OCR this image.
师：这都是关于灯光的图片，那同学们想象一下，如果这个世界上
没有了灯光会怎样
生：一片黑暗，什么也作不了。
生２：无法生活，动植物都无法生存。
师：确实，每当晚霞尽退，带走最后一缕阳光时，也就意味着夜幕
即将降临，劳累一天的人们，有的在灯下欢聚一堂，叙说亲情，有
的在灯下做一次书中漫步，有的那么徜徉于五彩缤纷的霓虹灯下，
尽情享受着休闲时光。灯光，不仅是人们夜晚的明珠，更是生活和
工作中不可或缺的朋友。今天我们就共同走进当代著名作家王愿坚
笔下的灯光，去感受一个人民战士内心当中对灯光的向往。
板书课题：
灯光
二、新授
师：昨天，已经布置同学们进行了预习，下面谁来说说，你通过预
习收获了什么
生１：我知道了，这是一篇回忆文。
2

--

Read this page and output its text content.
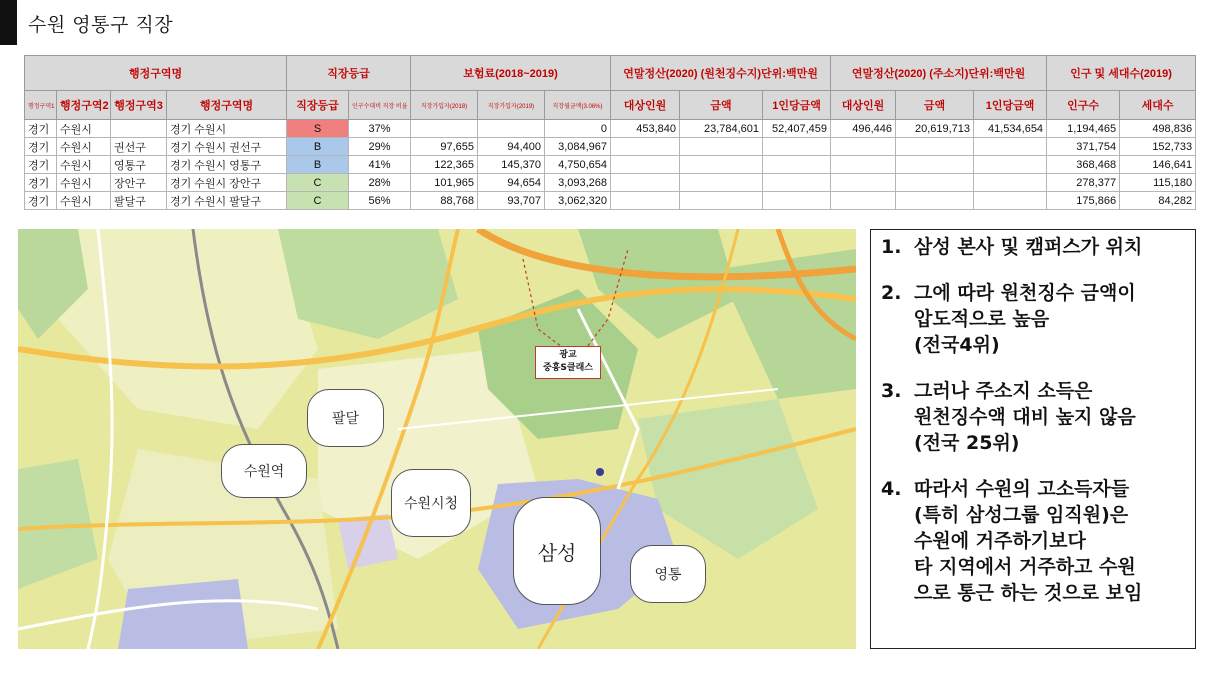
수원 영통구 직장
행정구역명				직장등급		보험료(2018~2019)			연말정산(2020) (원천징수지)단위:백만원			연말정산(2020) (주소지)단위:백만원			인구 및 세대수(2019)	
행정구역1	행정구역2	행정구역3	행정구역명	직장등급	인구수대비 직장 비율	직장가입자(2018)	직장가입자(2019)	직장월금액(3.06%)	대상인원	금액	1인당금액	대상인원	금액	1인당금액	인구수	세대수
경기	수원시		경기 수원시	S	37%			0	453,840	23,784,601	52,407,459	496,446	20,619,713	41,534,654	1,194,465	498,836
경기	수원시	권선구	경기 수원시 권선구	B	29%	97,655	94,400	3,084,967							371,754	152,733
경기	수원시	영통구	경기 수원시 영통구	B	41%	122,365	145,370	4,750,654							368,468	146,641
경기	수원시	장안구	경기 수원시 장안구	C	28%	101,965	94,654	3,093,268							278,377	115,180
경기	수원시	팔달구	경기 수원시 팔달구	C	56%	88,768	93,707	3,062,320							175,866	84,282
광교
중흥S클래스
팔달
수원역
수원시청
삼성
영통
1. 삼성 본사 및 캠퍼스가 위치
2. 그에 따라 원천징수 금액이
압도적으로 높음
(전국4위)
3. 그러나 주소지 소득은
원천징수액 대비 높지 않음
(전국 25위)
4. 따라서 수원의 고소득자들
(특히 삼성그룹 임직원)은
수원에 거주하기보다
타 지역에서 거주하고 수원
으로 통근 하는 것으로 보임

| WHAT IS REQUIRED |
Considering only the records above, state the number of lines that include the word "직장등급", with nothing added.

| RESPONSE |
2